**INPUT RECORDS**
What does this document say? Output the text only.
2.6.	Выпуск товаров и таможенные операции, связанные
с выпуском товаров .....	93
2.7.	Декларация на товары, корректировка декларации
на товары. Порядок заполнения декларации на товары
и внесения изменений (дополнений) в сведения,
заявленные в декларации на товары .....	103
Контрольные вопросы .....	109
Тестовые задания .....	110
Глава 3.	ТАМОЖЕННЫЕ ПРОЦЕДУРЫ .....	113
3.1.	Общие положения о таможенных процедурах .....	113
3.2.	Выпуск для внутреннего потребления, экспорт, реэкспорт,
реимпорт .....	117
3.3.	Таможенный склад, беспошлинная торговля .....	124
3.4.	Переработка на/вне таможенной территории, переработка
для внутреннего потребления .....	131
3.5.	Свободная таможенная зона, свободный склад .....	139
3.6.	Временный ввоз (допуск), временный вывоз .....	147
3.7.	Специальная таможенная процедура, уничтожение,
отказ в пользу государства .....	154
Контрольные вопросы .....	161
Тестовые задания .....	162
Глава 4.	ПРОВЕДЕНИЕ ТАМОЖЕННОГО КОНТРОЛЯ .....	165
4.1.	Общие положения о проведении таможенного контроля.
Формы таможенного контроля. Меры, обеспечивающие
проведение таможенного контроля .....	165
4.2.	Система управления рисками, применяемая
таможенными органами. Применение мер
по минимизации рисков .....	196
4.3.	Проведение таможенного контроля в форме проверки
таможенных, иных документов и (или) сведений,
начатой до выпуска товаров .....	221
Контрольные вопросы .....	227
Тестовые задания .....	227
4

**EXERCISE REQUIREMENTS**
A line counts if it holds the word "товары". Work out how many lines in the listing count, and give only that number.

**RESPONSE FOR THIS EXERCISE**
3